- [Given instruction]: Copy the entries below exactly. Images do not belong in the copy.

- [Materials provided]:

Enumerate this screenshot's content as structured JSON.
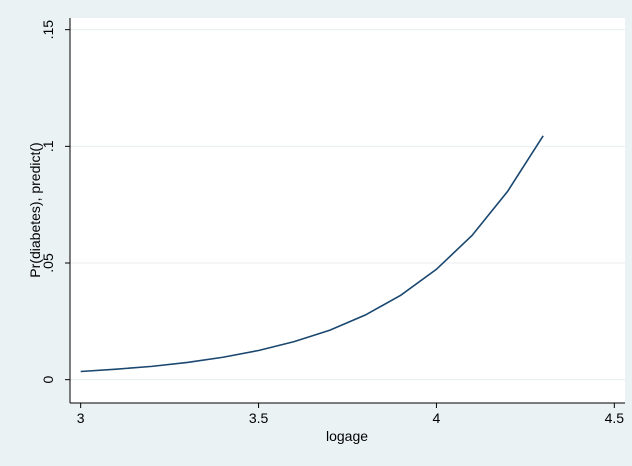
{
  "chart_data": {
    "type": "line",
    "title": "",
    "xlabel": "logage",
    "ylabel": "Pr(diabetes), predict()",
    "xlim": [
      2.97,
      4.53
    ],
    "ylim": [
      -0.01,
      0.155
    ],
    "x_ticks": [
      3,
      3.5,
      4,
      4.5
    ],
    "x_tick_labels": [
      "3",
      "3.5",
      "4",
      "4.5"
    ],
    "y_ticks": [
      0,
      0.05,
      0.1,
      0.15
    ],
    "y_tick_labels": [
      "0",
      ".05",
      ".1",
      ".15"
    ],
    "grid": "horizontal",
    "series": [
      {
        "color": "#1a476f",
        "x": [
          3.0,
          3.1,
          3.2,
          3.3,
          3.4,
          3.5,
          3.6,
          3.7,
          3.8,
          3.9,
          4.0,
          4.1,
          4.2,
          4.3
        ],
        "y": [
          0.0035,
          0.0045,
          0.0057,
          0.0074,
          0.0096,
          0.0125,
          0.0163,
          0.0212,
          0.0277,
          0.0362,
          0.0473,
          0.0618,
          0.0807,
          0.1045
        ]
      }
    ],
    "colors": {
      "background": "#eaf2f3",
      "plot_area": "#ffffff",
      "gridline": "#e8eef0",
      "line": "#1a476f"
    }
  }
}
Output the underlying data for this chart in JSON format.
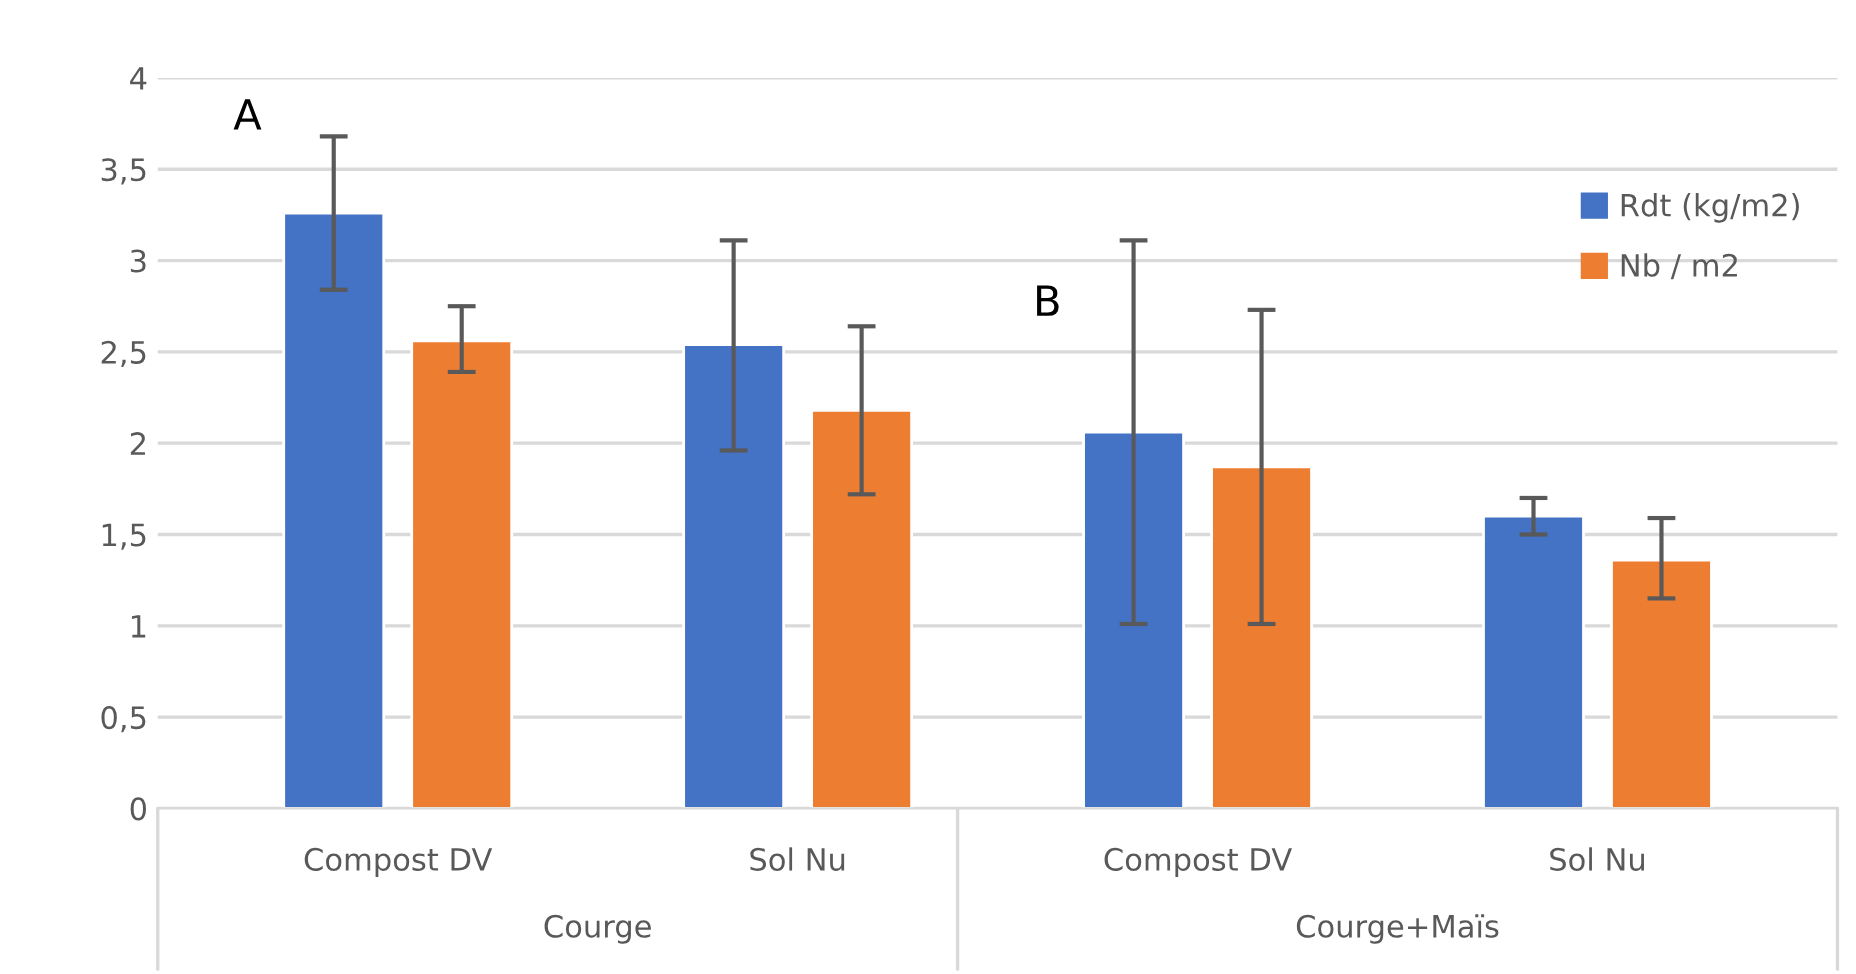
{
  "chart_data": {
    "type": "bar",
    "categories": [
      "Compost DV",
      "Sol Nu",
      "Compost DV",
      "Sol Nu"
    ],
    "series": [
      {
        "name": "Rdt (kg/m2)",
        "color": "#4472c4",
        "values": [
          3.26,
          2.54,
          2.06,
          1.6
        ],
        "errors": [
          [
            2.84,
            3.68
          ],
          [
            1.96,
            3.11
          ],
          [
            1.01,
            3.11
          ],
          [
            1.5,
            1.7
          ]
        ]
      },
      {
        "name": "Nb / m2",
        "color": "#ed7d31",
        "values": [
          2.56,
          2.18,
          1.87,
          1.36
        ],
        "errors": [
          [
            2.39,
            2.75
          ],
          [
            1.72,
            2.64
          ],
          [
            1.01,
            2.73
          ],
          [
            1.15,
            1.59
          ]
        ]
      }
    ],
    "ylim": [
      0,
      4
    ],
    "yticks": [
      {
        "value": 0,
        "label": "0"
      },
      {
        "value": 0.5,
        "label": "0,5"
      },
      {
        "value": 1,
        "label": "1"
      },
      {
        "value": 1.5,
        "label": "1,5"
      },
      {
        "value": 2,
        "label": "2"
      },
      {
        "value": 2.5,
        "label": "2,5"
      },
      {
        "value": 3,
        "label": "3"
      },
      {
        "value": 3.5,
        "label": "3,5"
      },
      {
        "value": 4,
        "label": "4"
      }
    ],
    "grid": "y",
    "legend": "top right",
    "annotations": [
      "A",
      "B",
      "Courge",
      "Courge+Maïs"
    ]
  }
}
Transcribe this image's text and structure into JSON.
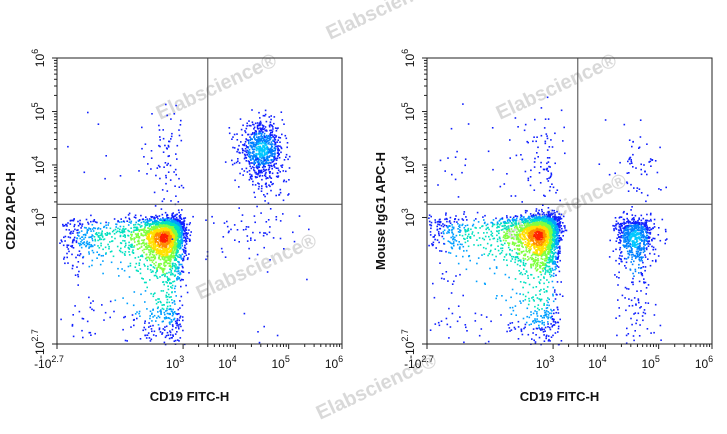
{
  "watermark": "Elabscience®",
  "chart_data": [
    {
      "type": "scatter",
      "title": "",
      "xlabel": "CD19 FITC-H",
      "ylabel": "CD22 APC-H",
      "x_scale": "biexponential",
      "y_scale": "biexponential",
      "x_ticks": [
        {
          "base": "-10",
          "exp": "2.7",
          "value": -500
        },
        {
          "base": "10",
          "exp": "3",
          "value": 1000
        },
        {
          "base": "10",
          "exp": "4",
          "value": 10000
        },
        {
          "base": "10",
          "exp": "5",
          "value": 100000
        },
        {
          "base": "10",
          "exp": "6",
          "value": 1000000
        }
      ],
      "y_ticks": [
        {
          "base": "-10",
          "exp": "2.7",
          "value": -500
        },
        {
          "base": "10",
          "exp": "3",
          "value": 1000
        },
        {
          "base": "10",
          "exp": "4",
          "value": 10000
        },
        {
          "base": "10",
          "exp": "5",
          "value": 100000
        },
        {
          "base": "10",
          "exp": "6",
          "value": 1000000
        }
      ],
      "gate": {
        "x": 3000,
        "y": 1800
      },
      "populations": [
        {
          "center": [
            400,
            400
          ],
          "spread": [
            0.55,
            0.55
          ],
          "count": 2600,
          "kind": "dense"
        },
        {
          "center": [
            30000,
            20000
          ],
          "spread": [
            0.45,
            0.55
          ],
          "count": 700,
          "kind": "medium"
        },
        {
          "center": [
            40000,
            5000
          ],
          "spread": [
            0.5,
            0.7
          ],
          "count": 80,
          "kind": "sparse"
        },
        {
          "center": [
            400,
            15000
          ],
          "spread": [
            0.5,
            1.1
          ],
          "count": 90,
          "kind": "sparse"
        },
        {
          "center": [
            20000,
            500
          ],
          "spread": [
            0.9,
            0.6
          ],
          "count": 60,
          "kind": "sparse"
        }
      ]
    },
    {
      "type": "scatter",
      "title": "",
      "xlabel": "CD19 FITC-H",
      "ylabel": "Mouse IgG1 APC-H",
      "x_scale": "biexponential",
      "y_scale": "biexponential",
      "x_ticks": [
        {
          "base": "-10",
          "exp": "2.7",
          "value": -500
        },
        {
          "base": "10",
          "exp": "3",
          "value": 1000
        },
        {
          "base": "10",
          "exp": "4",
          "value": 10000
        },
        {
          "base": "10",
          "exp": "5",
          "value": 100000
        },
        {
          "base": "10",
          "exp": "6",
          "value": 1000000
        }
      ],
      "y_ticks": [
        {
          "base": "-10",
          "exp": "2.7",
          "value": -500
        },
        {
          "base": "10",
          "exp": "3",
          "value": 1000
        },
        {
          "base": "10",
          "exp": "4",
          "value": 10000
        },
        {
          "base": "10",
          "exp": "5",
          "value": 100000
        },
        {
          "base": "10",
          "exp": "6",
          "value": 1000000
        }
      ],
      "gate": {
        "x": 3000,
        "y": 1800
      },
      "populations": [
        {
          "center": [
            500,
            450
          ],
          "spread": [
            0.55,
            0.55
          ],
          "count": 2600,
          "kind": "dense"
        },
        {
          "center": [
            35000,
            400
          ],
          "spread": [
            0.4,
            0.5
          ],
          "count": 700,
          "kind": "medium"
        },
        {
          "center": [
            500,
            15000
          ],
          "spread": [
            0.5,
            1.1
          ],
          "count": 110,
          "kind": "sparse"
        },
        {
          "center": [
            40000,
            10000
          ],
          "spread": [
            0.5,
            1.0
          ],
          "count": 60,
          "kind": "sparse"
        }
      ]
    }
  ]
}
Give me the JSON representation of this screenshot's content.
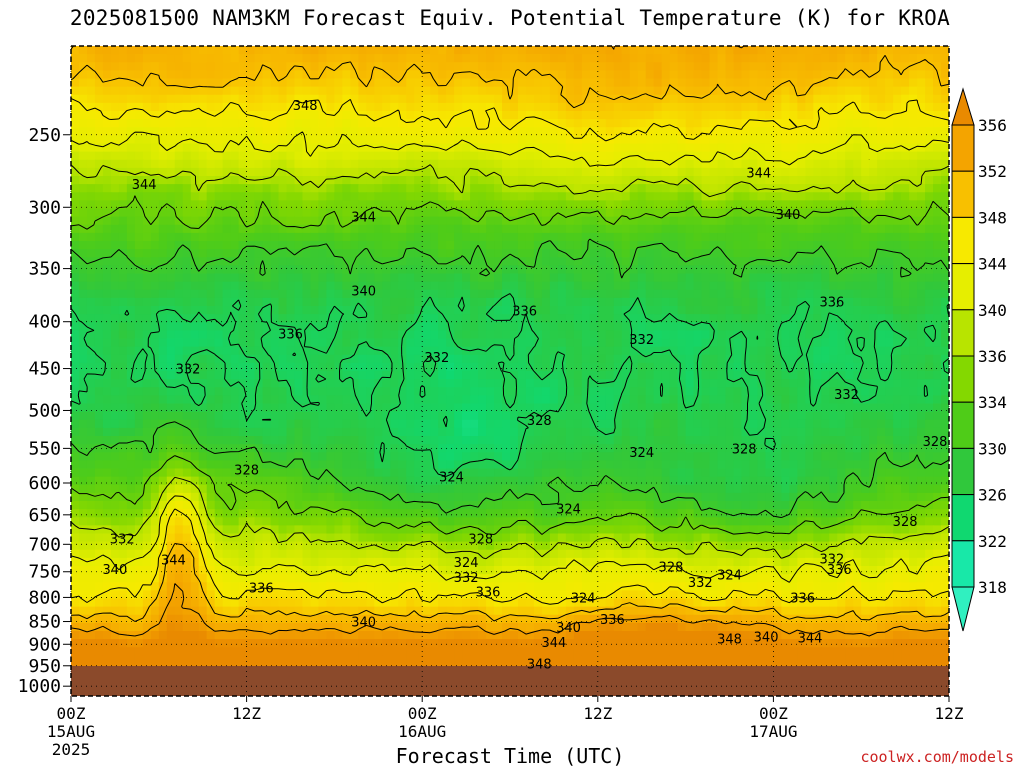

- [Task solution]:
Enumerate this screenshot's content as structured JSON.
{
  "chart_data": {
    "type": "line",
    "title": "",
    "xlabel": "logage",
    "ylabel": "Pr(diabetes), predict()",
    "xlim": [
      2.97,
      4.53
    ],
    "ylim": [
      -0.01,
      0.155
    ],
    "x_ticks": [
      3,
      3.5,
      4,
      4.5
    ],
    "x_tick_labels": [
      "3",
      "3.5",
      "4",
      "4.5"
    ],
    "y_ticks": [
      0,
      0.05,
      0.1,
      0.15
    ],
    "y_tick_labels": [
      "0",
      ".05",
      ".1",
      ".15"
    ],
    "grid": "horizontal",
    "series": [
      {
        "color": "#1a476f",
        "x": [
          3.0,
          3.1,
          3.2,
          3.3,
          3.4,
          3.5,
          3.6,
          3.7,
          3.8,
          3.9,
          4.0,
          4.1,
          4.2,
          4.3
        ],
        "y": [
          0.0035,
          0.0045,
          0.0057,
          0.0074,
          0.0096,
          0.0125,
          0.0163,
          0.0212,
          0.0277,
          0.0362,
          0.0473,
          0.0618,
          0.0807,
          0.1045
        ]
      }
    ],
    "colors": {
      "background": "#eaf2f3",
      "plot_area": "#ffffff",
      "gridline": "#e8eef0",
      "line": "#1a476f"
    }
  }
}
Output the underlying data for this chart in JSON format.
{
  "chart_data": {
    "type": "bar",
    "categories": [
      "Compost DV",
      "Sol Nu",
      "Compost DV",
      "Sol Nu"
    ],
    "series": [
      {
        "name": "Rdt (kg/m2)",
        "color": "#4472c4",
        "values": [
          3.26,
          2.54,
          2.06,
          1.6
        ],
        "errors": [
          [
            2.84,
            3.68
          ],
          [
            1.96,
            3.11
          ],
          [
            1.01,
            3.11
          ],
          [
            1.5,
            1.7
          ]
        ]
      },
      {
        "name": "Nb / m2",
        "color": "#ed7d31",
        "values": [
          2.56,
          2.18,
          1.87,
          1.36
        ],
        "errors": [
          [
            2.39,
            2.75
          ],
          [
            1.72,
            2.64
          ],
          [
            1.01,
            2.73
          ],
          [
            1.15,
            1.59
          ]
        ]
      }
    ],
    "ylim": [
      0,
      4
    ],
    "yticks": [
      {
        "value": 0,
        "label": "0"
      },
      {
        "value": 0.5,
        "label": "0,5"
      },
      {
        "value": 1,
        "label": "1"
      },
      {
        "value": 1.5,
        "label": "1,5"
      },
      {
        "value": 2,
        "label": "2"
      },
      {
        "value": 2.5,
        "label": "2,5"
      },
      {
        "value": 3,
        "label": "3"
      },
      {
        "value": 3.5,
        "label": "3,5"
      },
      {
        "value": 4,
        "label": "4"
      }
    ],
    "grid": "y",
    "legend": "top right",
    "annotations": [
      "A",
      "B",
      "Courge",
      "Courge+Maïs"
    ]
  }
}
Transcribe this image's text and structure into JSON.
{
  "watermark": "Elabscience®",
  "chart_data": [
    {
      "type": "scatter",
      "title": "",
      "xlabel": "CD19 FITC-H",
      "ylabel": "CD22 APC-H",
      "x_scale": "biexponential",
      "y_scale": "biexponential",
      "x_ticks": [
        {
          "base": "-10",
          "exp": "2.7",
          "value": -500
        },
        {
          "base": "10",
          "exp": "3",
          "value": 1000
        },
        {
          "base": "10",
          "exp": "4",
          "value": 10000
        },
        {
          "base": "10",
          "exp": "5",
          "value": 100000
        },
        {
          "base": "10",
          "exp": "6",
          "value": 1000000
        }
      ],
      "y_ticks": [
        {
          "base": "-10",
          "exp": "2.7",
          "value": -500
        },
        {
          "base": "10",
          "exp": "3",
          "value": 1000
        },
        {
          "base": "10",
          "exp": "4",
          "value": 10000
        },
        {
          "base": "10",
          "exp": "5",
          "value": 100000
        },
        {
          "base": "10",
          "exp": "6",
          "value": 1000000
        }
      ],
      "gate": {
        "x": 3000,
        "y": 1800
      },
      "populations": [
        {
          "center": [
            400,
            400
          ],
          "spread": [
            0.55,
            0.55
          ],
          "count": 2600,
          "kind": "dense"
        },
        {
          "center": [
            30000,
            20000
          ],
          "spread": [
            0.45,
            0.55
          ],
          "count": 700,
          "kind": "medium"
        },
        {
          "center": [
            40000,
            5000
          ],
          "spread": [
            0.5,
            0.7
          ],
          "count": 80,
          "kind": "sparse"
        },
        {
          "center": [
            400,
            15000
          ],
          "spread": [
            0.5,
            1.1
          ],
          "count": 90,
          "kind": "sparse"
        },
        {
          "center": [
            20000,
            500
          ],
          "spread": [
            0.9,
            0.6
          ],
          "count": 60,
          "kind": "sparse"
        }
      ]
    },
    {
      "type": "scatter",
      "title": "",
      "xlabel": "CD19 FITC-H",
      "ylabel": "Mouse IgG1 APC-H",
      "x_scale": "biexponential",
      "y_scale": "biexponential",
      "x_ticks": [
        {
          "base": "-10",
          "exp": "2.7",
          "value": -500
        },
        {
          "base": "10",
          "exp": "3",
          "value": 1000
        },
        {
          "base": "10",
          "exp": "4",
          "value": 10000
        },
        {
          "base": "10",
          "exp": "5",
          "value": 100000
        },
        {
          "base": "10",
          "exp": "6",
          "value": 1000000
        }
      ],
      "y_ticks": [
        {
          "base": "-10",
          "exp": "2.7",
          "value": -500
        },
        {
          "base": "10",
          "exp": "3",
          "value": 1000
        },
        {
          "base": "10",
          "exp": "4",
          "value": 10000
        },
        {
          "base": "10",
          "exp": "5",
          "value": 100000
        },
        {
          "base": "10",
          "exp": "6",
          "value": 1000000
        }
      ],
      "gate": {
        "x": 3000,
        "y": 1800
      },
      "populations": [
        {
          "center": [
            500,
            450
          ],
          "spread": [
            0.55,
            0.55
          ],
          "count": 2600,
          "kind": "dense"
        },
        {
          "center": [
            35000,
            400
          ],
          "spread": [
            0.4,
            0.5
          ],
          "count": 700,
          "kind": "medium"
        },
        {
          "center": [
            500,
            15000
          ],
          "spread": [
            0.5,
            1.1
          ],
          "count": 110,
          "kind": "sparse"
        },
        {
          "center": [
            40000,
            10000
          ],
          "spread": [
            0.5,
            1.0
          ],
          "count": 60,
          "kind": "sparse"
        }
      ]
    }
  ]
}
Give me the JSON representation of this screenshot's content.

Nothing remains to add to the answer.